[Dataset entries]
------------------------------------------------

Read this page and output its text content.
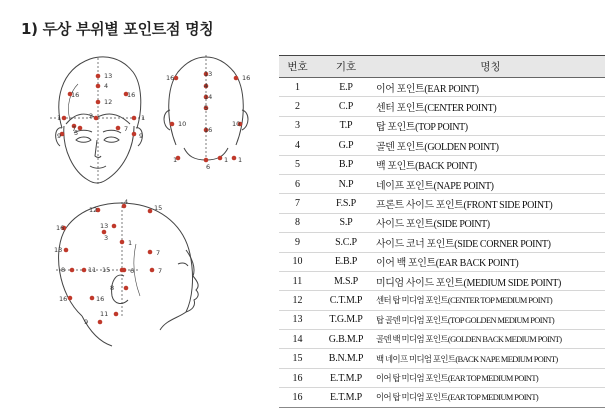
1) 두상 부위별 포인트점 명칭
13
16	16
4
12
2
1	1
5
7	7
9	9
16	16
13
4
14
5
10	10
16
1	1
6
1
12
4
15
16	13
3
1
7
13
8	11 15	6	7
16	16
8
11
9
번호	기호	명칭
1	E.P	이어 포인트(EAR POINT)
2	C.P	센터 포인트(CENTER POINT)
3	T.P	탑 포인트(TOP POINT)
4	G.P	골덴 포인트(GOLDEN POINT)
5	B.P	백 포인트(BACK POINT)
6	N.P	네이프 포인트(NAPE POINT)
7	F.S.P	프론트 사이드 포인트(FRONT SIDE POINT)
8	S.P	사이드 포인트(SIDE POINT)
9	S.C.P	사이드 코너 포인트(SIDE CORNER POINT)
10	E.B.P	이어 백 포인트(EAR BACK POINT)
11	M.S.P	미디엄 사이드 포인트(MEDIUM SIDE POINT)
12	C.T.M.P	센터 탑 미디엄 포인트(CENTER TOP MEDIUM POINT)
13	T.G.M.P	탑 골덴 미디엄 포인트(TOP GOLDEN MEDIUM POINT)
14	G.B.M.P	골덴 백 미디엄 포인트(GOLDEN BACK MEDIUM POINT)
15	B.N.M.P	백 네이프 미디엄 포인트(BACK NAPE MEDIUM POINT)
16	E.T.M.P	이어 탑 미디엄 포인트(EAR TOP MEDIUM POINT)
16	E.T.M.P	이어 탑 미디엄 포인트(EAR TOP MEDIUM POINT)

------------------------------------------------

*What is required:*
Repeat each record exactly, with the pictures left out.

*Written answer:*
Read this page and output its text content.
1) 두상 부위별 포인트점 명칭
13
16	16
4
12
2
1	1
5
7	7
9	9
16	16
13
4
14
5
10	10
16
1	1
6
1
12
4
15
16	13
3
1
7
13
8	11 15	6	7
16	16
8
11
9
번호	기호	명칭
1	E.P	이어 포인트(EAR POINT)
2	C.P	센터 포인트(CENTER POINT)
3	T.P	탑 포인트(TOP POINT)
4	G.P	골덴 포인트(GOLDEN POINT)
5	B.P	백 포인트(BACK POINT)
6	N.P	네이프 포인트(NAPE POINT)
7	F.S.P	프론트 사이드 포인트(FRONT SIDE POINT)
8	S.P	사이드 포인트(SIDE POINT)
9	S.C.P	사이드 코너 포인트(SIDE CORNER POINT)
10	E.B.P	이어 백 포인트(EAR BACK POINT)
11	M.S.P	미디엄 사이드 포인트(MEDIUM SIDE POINT)
12	C.T.M.P	센터 탑 미디엄 포인트(CENTER TOP MEDIUM POINT)
13	T.G.M.P	탑 골덴 미디엄 포인트(TOP GOLDEN MEDIUM POINT)
14	G.B.M.P	골덴 백 미디엄 포인트(GOLDEN BACK MEDIUM POINT)
15	B.N.M.P	백 네이프 미디엄 포인트(BACK NAPE MEDIUM POINT)
16	E.T.M.P	이어 탑 미디엄 포인트(EAR TOP MEDIUM POINT)
16	E.T.M.P	이어 탑 미디엄 포인트(EAR TOP MEDIUM POINT)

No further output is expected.